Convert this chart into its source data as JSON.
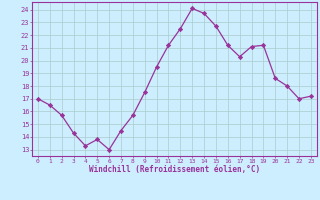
{
  "x": [
    0,
    1,
    2,
    3,
    4,
    5,
    6,
    7,
    8,
    9,
    10,
    11,
    12,
    13,
    14,
    15,
    16,
    17,
    18,
    19,
    20,
    21,
    22,
    23
  ],
  "y": [
    17.0,
    16.5,
    15.7,
    14.3,
    13.3,
    13.8,
    13.0,
    14.5,
    15.7,
    17.5,
    19.5,
    21.2,
    22.5,
    24.1,
    23.7,
    22.7,
    21.2,
    20.3,
    21.1,
    21.2,
    18.6,
    18.0,
    17.0,
    17.2
  ],
  "line_color": "#993399",
  "marker": "D",
  "marker_size": 2.2,
  "bg_color": "#cceeff",
  "grid_color": "#aacccc",
  "xlabel": "Windchill (Refroidissement éolien,°C)",
  "xlabel_color": "#993399",
  "tick_color": "#993399",
  "yticks": [
    13,
    14,
    15,
    16,
    17,
    18,
    19,
    20,
    21,
    22,
    23,
    24
  ],
  "xticks": [
    0,
    1,
    2,
    3,
    4,
    5,
    6,
    7,
    8,
    9,
    10,
    11,
    12,
    13,
    14,
    15,
    16,
    17,
    18,
    19,
    20,
    21,
    22,
    23
  ],
  "ylim": [
    12.5,
    24.6
  ],
  "xlim": [
    -0.5,
    23.5
  ]
}
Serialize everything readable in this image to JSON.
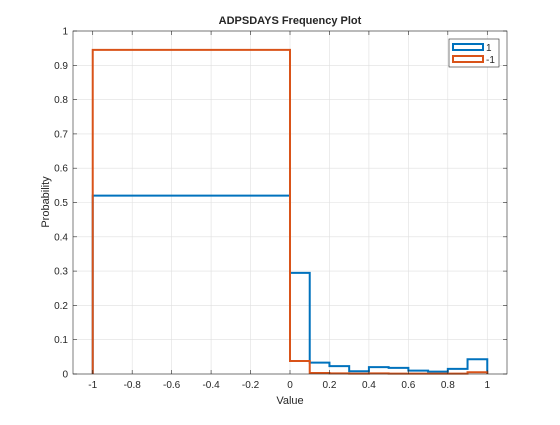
{
  "chart_data": {
    "type": "histogram",
    "title": "ADPSDAYS Frequency Plot",
    "xlabel": "Value",
    "ylabel": "Probability",
    "xlim": [
      -1.1,
      1.1
    ],
    "ylim": [
      0,
      1
    ],
    "grid": true,
    "legend_position": "top-right",
    "x_ticks": [
      "-1",
      "-0.8",
      "-0.6",
      "-0.4",
      "-0.2",
      "0",
      "0.2",
      "0.4",
      "0.6",
      "0.8",
      "1"
    ],
    "y_ticks": [
      "0",
      "0.1",
      "0.2",
      "0.3",
      "0.4",
      "0.5",
      "0.6",
      "0.7",
      "0.8",
      "0.9",
      "1"
    ],
    "series": [
      {
        "name": "1",
        "color": "#0072BD",
        "bin_edges": [
          -1,
          0,
          0.1,
          0.2,
          0.3,
          0.4,
          0.5,
          0.6,
          0.7,
          0.8,
          0.9,
          1
        ],
        "values": [
          0.52,
          0.295,
          0.033,
          0.023,
          0.008,
          0.02,
          0.018,
          0.01,
          0.007,
          0.015,
          0.043
        ]
      },
      {
        "name": "-1",
        "color": "#D95319",
        "bin_edges": [
          -1,
          0,
          0.1,
          0.2,
          0.3,
          0.4,
          0.5,
          0.6,
          0.7,
          0.8,
          0.9,
          1
        ],
        "values": [
          0.945,
          0.038,
          0.003,
          0.002,
          0.001,
          0.002,
          0.001,
          0.001,
          0.001,
          0.001,
          0.005
        ]
      }
    ]
  }
}
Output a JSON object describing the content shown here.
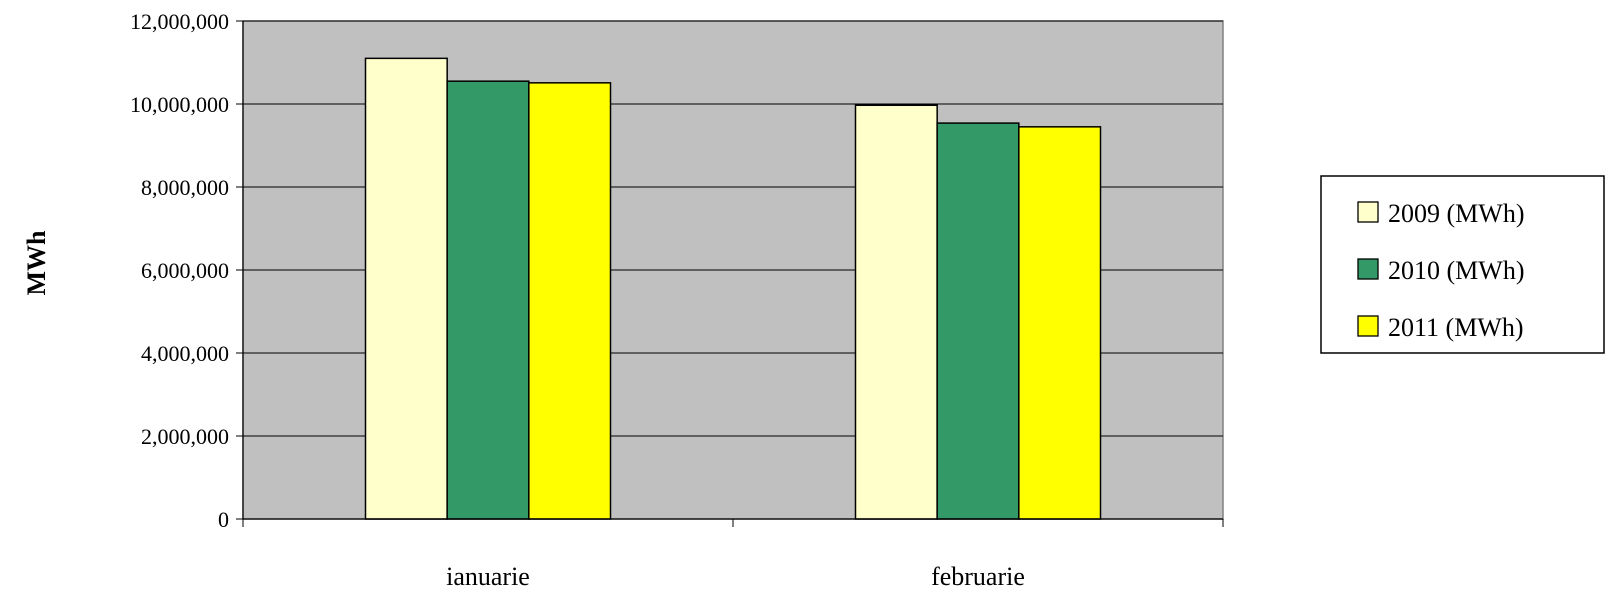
{
  "chart_data": {
    "type": "bar",
    "title": "",
    "xlabel": "",
    "ylabel": "MWh",
    "categories": [
      "ianuarie",
      "februarie"
    ],
    "series": [
      {
        "name": "2009 (MWh)",
        "values": [
          11100000,
          9970000
        ],
        "color": "#FFFFCC"
      },
      {
        "name": "2010 (MWh)",
        "values": [
          10550000,
          9540000
        ],
        "color": "#339966"
      },
      {
        "name": "2011 (MWh)",
        "values": [
          10510000,
          9450000
        ],
        "color": "#FFFF00"
      }
    ],
    "ylim": [
      0,
      12000000
    ],
    "yticks": [
      0,
      2000000,
      4000000,
      6000000,
      8000000,
      10000000,
      12000000
    ],
    "ytick_labels": [
      "0",
      "2,000,000",
      "4,000,000",
      "6,000,000",
      "8,000,000",
      "10,000,000",
      "12,000,000"
    ],
    "grid": true,
    "plot_background": "#C0C0C0",
    "legend_position": "right"
  }
}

What you are asked to do:
Replicate the material above verbatim; images stay out of the copy.

Task response:
Convert this chart into its source data as JSON.
{
  "x": [
    0,
    1,
    2,
    3,
    4,
    5,
    6,
    7,
    8,
    9,
    10,
    11,
    12,
    13,
    14,
    15,
    16,
    17,
    18,
    19,
    20,
    21,
    22,
    23
  ],
  "y": [
    17.0,
    16.5,
    15.7,
    14.3,
    13.3,
    13.8,
    13.0,
    14.5,
    15.7,
    17.5,
    19.5,
    21.2,
    22.5,
    24.1,
    23.7,
    22.7,
    21.2,
    20.3,
    21.1,
    21.2,
    18.6,
    18.0,
    17.0,
    17.2
  ],
  "line_color": "#993399",
  "marker": "D",
  "marker_size": 2.2,
  "bg_color": "#cceeff",
  "grid_color": "#aacccc",
  "xlabel": "Windchill (Refroidissement éolien,°C)",
  "xlabel_color": "#993399",
  "tick_color": "#993399",
  "yticks": [
    13,
    14,
    15,
    16,
    17,
    18,
    19,
    20,
    21,
    22,
    23,
    24
  ],
  "xticks": [
    0,
    1,
    2,
    3,
    4,
    5,
    6,
    7,
    8,
    9,
    10,
    11,
    12,
    13,
    14,
    15,
    16,
    17,
    18,
    19,
    20,
    21,
    22,
    23
  ],
  "ylim": [
    12.5,
    24.6
  ],
  "xlim": [
    -0.5,
    23.5
  ]
}
Serialize everything readable in this image to JSON.
{
  "chart_data": {
    "type": "histogram",
    "title": "ADPSDAYS Frequency Plot",
    "xlabel": "Value",
    "ylabel": "Probability",
    "xlim": [
      -1.1,
      1.1
    ],
    "ylim": [
      0,
      1
    ],
    "grid": true,
    "legend_position": "top-right",
    "x_ticks": [
      "-1",
      "-0.8",
      "-0.6",
      "-0.4",
      "-0.2",
      "0",
      "0.2",
      "0.4",
      "0.6",
      "0.8",
      "1"
    ],
    "y_ticks": [
      "0",
      "0.1",
      "0.2",
      "0.3",
      "0.4",
      "0.5",
      "0.6",
      "0.7",
      "0.8",
      "0.9",
      "1"
    ],
    "series": [
      {
        "name": "1",
        "color": "#0072BD",
        "bin_edges": [
          -1,
          0,
          0.1,
          0.2,
          0.3,
          0.4,
          0.5,
          0.6,
          0.7,
          0.8,
          0.9,
          1
        ],
        "values": [
          0.52,
          0.295,
          0.033,
          0.023,
          0.008,
          0.02,
          0.018,
          0.01,
          0.007,
          0.015,
          0.043
        ]
      },
      {
        "name": "-1",
        "color": "#D95319",
        "bin_edges": [
          -1,
          0,
          0.1,
          0.2,
          0.3,
          0.4,
          0.5,
          0.6,
          0.7,
          0.8,
          0.9,
          1
        ],
        "values": [
          0.945,
          0.038,
          0.003,
          0.002,
          0.001,
          0.002,
          0.001,
          0.001,
          0.001,
          0.001,
          0.005
        ]
      }
    ]
  }
}
Output a JSON object describing the content shown here.
{
  "chart_data": {
    "type": "bar",
    "title": "",
    "xlabel": "",
    "ylabel": "MWh",
    "categories": [
      "ianuarie",
      "februarie"
    ],
    "series": [
      {
        "name": "2009 (MWh)",
        "values": [
          11100000,
          9970000
        ],
        "color": "#FFFFCC"
      },
      {
        "name": "2010 (MWh)",
        "values": [
          10550000,
          9540000
        ],
        "color": "#339966"
      },
      {
        "name": "2011 (MWh)",
        "values": [
          10510000,
          9450000
        ],
        "color": "#FFFF00"
      }
    ],
    "ylim": [
      0,
      12000000
    ],
    "yticks": [
      0,
      2000000,
      4000000,
      6000000,
      8000000,
      10000000,
      12000000
    ],
    "ytick_labels": [
      "0",
      "2,000,000",
      "4,000,000",
      "6,000,000",
      "8,000,000",
      "10,000,000",
      "12,000,000"
    ],
    "grid": true,
    "plot_background": "#C0C0C0",
    "legend_position": "right"
  }
}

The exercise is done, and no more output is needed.